= Work to complete =
Copy out all of the data exactly as it appears.

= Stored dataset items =
# # # #

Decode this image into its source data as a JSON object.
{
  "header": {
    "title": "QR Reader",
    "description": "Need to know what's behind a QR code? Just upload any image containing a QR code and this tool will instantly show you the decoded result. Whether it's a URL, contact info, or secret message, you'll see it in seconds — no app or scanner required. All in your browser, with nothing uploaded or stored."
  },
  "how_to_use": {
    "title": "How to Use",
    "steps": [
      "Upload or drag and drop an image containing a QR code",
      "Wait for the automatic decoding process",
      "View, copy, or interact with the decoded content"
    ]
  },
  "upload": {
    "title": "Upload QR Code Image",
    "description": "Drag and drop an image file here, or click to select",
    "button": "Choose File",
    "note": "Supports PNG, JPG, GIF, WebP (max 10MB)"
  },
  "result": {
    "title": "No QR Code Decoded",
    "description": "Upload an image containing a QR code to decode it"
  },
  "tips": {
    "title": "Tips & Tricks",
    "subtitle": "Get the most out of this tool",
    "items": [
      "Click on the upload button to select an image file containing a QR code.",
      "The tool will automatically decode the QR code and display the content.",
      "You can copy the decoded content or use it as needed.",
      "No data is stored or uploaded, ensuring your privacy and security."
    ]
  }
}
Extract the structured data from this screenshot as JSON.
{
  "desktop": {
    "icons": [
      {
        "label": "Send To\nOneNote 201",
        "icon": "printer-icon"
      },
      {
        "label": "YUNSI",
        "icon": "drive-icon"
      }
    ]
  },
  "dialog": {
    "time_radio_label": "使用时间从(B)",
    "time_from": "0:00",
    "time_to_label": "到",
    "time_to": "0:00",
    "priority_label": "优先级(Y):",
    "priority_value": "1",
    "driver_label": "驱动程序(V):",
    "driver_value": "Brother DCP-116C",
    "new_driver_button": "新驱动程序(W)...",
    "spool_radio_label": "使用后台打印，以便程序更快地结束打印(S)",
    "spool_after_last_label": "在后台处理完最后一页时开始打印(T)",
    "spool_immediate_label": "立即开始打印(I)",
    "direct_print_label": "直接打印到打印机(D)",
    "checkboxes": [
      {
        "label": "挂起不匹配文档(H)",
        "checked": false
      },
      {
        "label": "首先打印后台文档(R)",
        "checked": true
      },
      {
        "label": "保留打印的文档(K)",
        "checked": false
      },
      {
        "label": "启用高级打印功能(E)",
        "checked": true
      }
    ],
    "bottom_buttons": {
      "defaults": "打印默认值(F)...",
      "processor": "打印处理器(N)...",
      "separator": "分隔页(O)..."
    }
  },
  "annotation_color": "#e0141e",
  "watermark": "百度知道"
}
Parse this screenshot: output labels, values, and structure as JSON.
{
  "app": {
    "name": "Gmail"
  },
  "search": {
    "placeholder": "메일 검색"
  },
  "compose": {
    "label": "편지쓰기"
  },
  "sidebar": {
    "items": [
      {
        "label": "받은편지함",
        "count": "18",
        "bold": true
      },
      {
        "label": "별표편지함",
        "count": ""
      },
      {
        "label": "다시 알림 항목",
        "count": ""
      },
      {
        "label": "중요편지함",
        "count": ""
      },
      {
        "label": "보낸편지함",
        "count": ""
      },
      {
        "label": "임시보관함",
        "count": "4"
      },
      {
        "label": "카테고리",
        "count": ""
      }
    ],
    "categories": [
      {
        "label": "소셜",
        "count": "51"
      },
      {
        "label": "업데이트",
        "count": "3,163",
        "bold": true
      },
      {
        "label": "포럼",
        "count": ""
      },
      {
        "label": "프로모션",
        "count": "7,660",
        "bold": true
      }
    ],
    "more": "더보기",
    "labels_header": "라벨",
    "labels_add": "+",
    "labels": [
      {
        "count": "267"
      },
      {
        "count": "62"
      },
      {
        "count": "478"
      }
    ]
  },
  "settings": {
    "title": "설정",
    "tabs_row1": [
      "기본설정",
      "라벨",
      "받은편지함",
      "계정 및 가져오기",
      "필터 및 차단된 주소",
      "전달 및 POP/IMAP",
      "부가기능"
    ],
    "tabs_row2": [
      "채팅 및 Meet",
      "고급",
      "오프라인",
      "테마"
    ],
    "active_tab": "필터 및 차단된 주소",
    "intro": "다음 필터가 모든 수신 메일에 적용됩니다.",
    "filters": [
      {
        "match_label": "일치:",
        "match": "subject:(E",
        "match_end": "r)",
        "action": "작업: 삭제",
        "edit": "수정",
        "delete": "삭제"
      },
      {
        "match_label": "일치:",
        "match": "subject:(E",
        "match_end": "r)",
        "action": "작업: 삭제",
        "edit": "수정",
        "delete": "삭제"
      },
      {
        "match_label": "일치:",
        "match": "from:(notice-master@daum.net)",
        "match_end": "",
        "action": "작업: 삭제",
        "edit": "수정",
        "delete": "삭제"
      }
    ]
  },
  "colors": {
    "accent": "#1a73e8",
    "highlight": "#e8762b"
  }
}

# # # #

= Output =
Decode this image into its source data as a JSON object.
{
  "header": {
    "title": "QR Reader",
    "description": "Need to know what's behind a QR code? Just upload any image containing a QR code and this tool will instantly show you the decoded result. Whether it's a URL, contact info, or secret message, you'll see it in seconds — no app or scanner required. All in your browser, with nothing uploaded or stored."
  },
  "how_to_use": {
    "title": "How to Use",
    "steps": [
      "Upload or drag and drop an image containing a QR code",
      "Wait for the automatic decoding process",
      "View, copy, or interact with the decoded content"
    ]
  },
  "upload": {
    "title": "Upload QR Code Image",
    "description": "Drag and drop an image file here, or click to select",
    "button": "Choose File",
    "note": "Supports PNG, JPG, GIF, WebP (max 10MB)"
  },
  "result": {
    "title": "No QR Code Decoded",
    "description": "Upload an image containing a QR code to decode it"
  },
  "tips": {
    "title": "Tips & Tricks",
    "subtitle": "Get the most out of this tool",
    "items": [
      "Click on the upload button to select an image file containing a QR code.",
      "The tool will automatically decode the QR code and display the content.",
      "You can copy the decoded content or use it as needed.",
      "No data is stored or uploaded, ensuring your privacy and security."
    ]
  }
}
Extract the structured data from this screenshot as JSON.
{
  "desktop": {
    "icons": [
      {
        "label": "Send To\nOneNote 201",
        "icon": "printer-icon"
      },
      {
        "label": "YUNSI",
        "icon": "drive-icon"
      }
    ]
  },
  "dialog": {
    "time_radio_label": "使用时间从(B)",
    "time_from": "0:00",
    "time_to_label": "到",
    "time_to": "0:00",
    "priority_label": "优先级(Y):",
    "priority_value": "1",
    "driver_label": "驱动程序(V):",
    "driver_value": "Brother DCP-116C",
    "new_driver_button": "新驱动程序(W)...",
    "spool_radio_label": "使用后台打印，以便程序更快地结束打印(S)",
    "spool_after_last_label": "在后台处理完最后一页时开始打印(T)",
    "spool_immediate_label": "立即开始打印(I)",
    "direct_print_label": "直接打印到打印机(D)",
    "checkboxes": [
      {
        "label": "挂起不匹配文档(H)",
        "checked": false
      },
      {
        "label": "首先打印后台文档(R)",
        "checked": true
      },
      {
        "label": "保留打印的文档(K)",
        "checked": false
      },
      {
        "label": "启用高级打印功能(E)",
        "checked": true
      }
    ],
    "bottom_buttons": {
      "defaults": "打印默认值(F)...",
      "processor": "打印处理器(N)...",
      "separator": "分隔页(O)..."
    }
  },
  "annotation_color": "#e0141e",
  "watermark": "百度知道"
}
Parse this screenshot: output labels, values, and structure as JSON.
{
  "app": {
    "name": "Gmail"
  },
  "search": {
    "placeholder": "메일 검색"
  },
  "compose": {
    "label": "편지쓰기"
  },
  "sidebar": {
    "items": [
      {
        "label": "받은편지함",
        "count": "18",
        "bold": true
      },
      {
        "label": "별표편지함",
        "count": ""
      },
      {
        "label": "다시 알림 항목",
        "count": ""
      },
      {
        "label": "중요편지함",
        "count": ""
      },
      {
        "label": "보낸편지함",
        "count": ""
      },
      {
        "label": "임시보관함",
        "count": "4"
      },
      {
        "label": "카테고리",
        "count": ""
      }
    ],
    "categories": [
      {
        "label": "소셜",
        "count": "51"
      },
      {
        "label": "업데이트",
        "count": "3,163",
        "bold": true
      },
      {
        "label": "포럼",
        "count": ""
      },
      {
        "label": "프로모션",
        "count": "7,660",
        "bold": true
      }
    ],
    "more": "더보기",
    "labels_header": "라벨",
    "labels_add": "+",
    "labels": [
      {
        "count": "267"
      },
      {
        "count": "62"
      },
      {
        "count": "478"
      }
    ]
  },
  "settings": {
    "title": "설정",
    "tabs_row1": [
      "기본설정",
      "라벨",
      "받은편지함",
      "계정 및 가져오기",
      "필터 및 차단된 주소",
      "전달 및 POP/IMAP",
      "부가기능"
    ],
    "tabs_row2": [
      "채팅 및 Meet",
      "고급",
      "오프라인",
      "테마"
    ],
    "active_tab": "필터 및 차단된 주소",
    "intro": "다음 필터가 모든 수신 메일에 적용됩니다.",
    "filters": [
      {
        "match_label": "일치:",
        "match": "subject:(E",
        "match_end": "r)",
        "action": "작업: 삭제",
        "edit": "수정",
        "delete": "삭제"
      },
      {
        "match_label": "일치:",
        "match": "subject:(E",
        "match_end": "r)",
        "action": "작업: 삭제",
        "edit": "수정",
        "delete": "삭제"
      },
      {
        "match_label": "일치:",
        "match": "from:(notice-master@daum.net)",
        "match_end": "",
        "action": "작업: 삭제",
        "edit": "수정",
        "delete": "삭제"
      }
    ]
  },
  "colors": {
    "accent": "#1a73e8",
    "highlight": "#e8762b"
  }
}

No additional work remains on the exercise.